▶ **Requirement**
Copy out the listing that follows, exactly, without its pictures.

▶ **Dataset rows**
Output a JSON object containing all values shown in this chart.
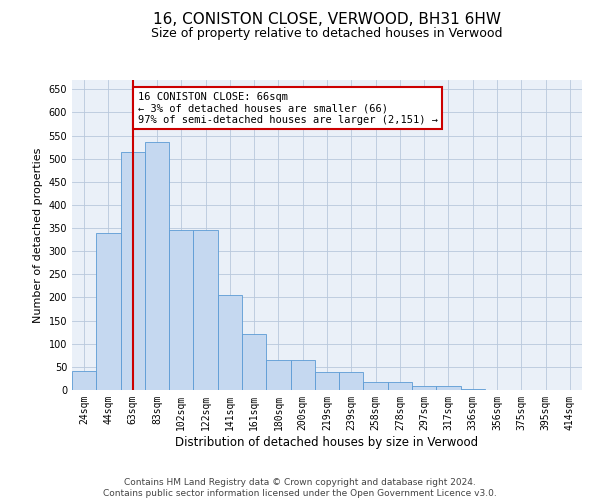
{
  "title": "16, CONISTON CLOSE, VERWOOD, BH31 6HW",
  "subtitle": "Size of property relative to detached houses in Verwood",
  "xlabel": "Distribution of detached houses by size in Verwood",
  "ylabel": "Number of detached properties",
  "footer_line1": "Contains HM Land Registry data © Crown copyright and database right 2024.",
  "footer_line2": "Contains public sector information licensed under the Open Government Licence v3.0.",
  "annotation_line1": "16 CONISTON CLOSE: 66sqm",
  "annotation_line2": "← 3% of detached houses are smaller (66)",
  "annotation_line3": "97% of semi-detached houses are larger (2,151) →",
  "bar_color": "#c5d8f0",
  "bar_edge_color": "#5b9bd5",
  "vline_color": "#cc0000",
  "annotation_box_edge_color": "#cc0000",
  "annotation_box_face_color": "#ffffff",
  "background_color": "#eaf0f8",
  "bin_labels": [
    "24sqm",
    "44sqm",
    "63sqm",
    "83sqm",
    "102sqm",
    "122sqm",
    "141sqm",
    "161sqm",
    "180sqm",
    "200sqm",
    "219sqm",
    "239sqm",
    "258sqm",
    "278sqm",
    "297sqm",
    "317sqm",
    "336sqm",
    "356sqm",
    "375sqm",
    "395sqm",
    "414sqm"
  ],
  "bar_heights": [
    42,
    340,
    515,
    535,
    345,
    345,
    205,
    120,
    65,
    65,
    38,
    38,
    18,
    18,
    8,
    8,
    2,
    0,
    0,
    0,
    1
  ],
  "vline_x": 2,
  "ylim": [
    0,
    670
  ],
  "yticks": [
    0,
    50,
    100,
    150,
    200,
    250,
    300,
    350,
    400,
    450,
    500,
    550,
    600,
    650
  ],
  "title_fontsize": 11,
  "subtitle_fontsize": 9,
  "axis_label_fontsize": 8,
  "tick_fontsize": 7,
  "annotation_fontsize": 7.5,
  "footer_fontsize": 6.5
}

▶ **Correct answer**
Output a JSON object containing all values shown in this chart.
{
  "title": "16, CONISTON CLOSE, VERWOOD, BH31 6HW",
  "subtitle": "Size of property relative to detached houses in Verwood",
  "xlabel": "Distribution of detached houses by size in Verwood",
  "ylabel": "Number of detached properties",
  "footer_line1": "Contains HM Land Registry data © Crown copyright and database right 2024.",
  "footer_line2": "Contains public sector information licensed under the Open Government Licence v3.0.",
  "annotation_line1": "16 CONISTON CLOSE: 66sqm",
  "annotation_line2": "← 3% of detached houses are smaller (66)",
  "annotation_line3": "97% of semi-detached houses are larger (2,151) →",
  "bar_color": "#c5d8f0",
  "bar_edge_color": "#5b9bd5",
  "vline_color": "#cc0000",
  "annotation_box_edge_color": "#cc0000",
  "annotation_box_face_color": "#ffffff",
  "background_color": "#eaf0f8",
  "bin_labels": [
    "24sqm",
    "44sqm",
    "63sqm",
    "83sqm",
    "102sqm",
    "122sqm",
    "141sqm",
    "161sqm",
    "180sqm",
    "200sqm",
    "219sqm",
    "239sqm",
    "258sqm",
    "278sqm",
    "297sqm",
    "317sqm",
    "336sqm",
    "356sqm",
    "375sqm",
    "395sqm",
    "414sqm"
  ],
  "bar_heights": [
    42,
    340,
    515,
    535,
    345,
    345,
    205,
    120,
    65,
    65,
    38,
    38,
    18,
    18,
    8,
    8,
    2,
    0,
    0,
    0,
    1
  ],
  "vline_x": 2,
  "ylim": [
    0,
    670
  ],
  "yticks": [
    0,
    50,
    100,
    150,
    200,
    250,
    300,
    350,
    400,
    450,
    500,
    550,
    600,
    650
  ],
  "title_fontsize": 11,
  "subtitle_fontsize": 9,
  "axis_label_fontsize": 8,
  "tick_fontsize": 7,
  "annotation_fontsize": 7.5,
  "footer_fontsize": 6.5
}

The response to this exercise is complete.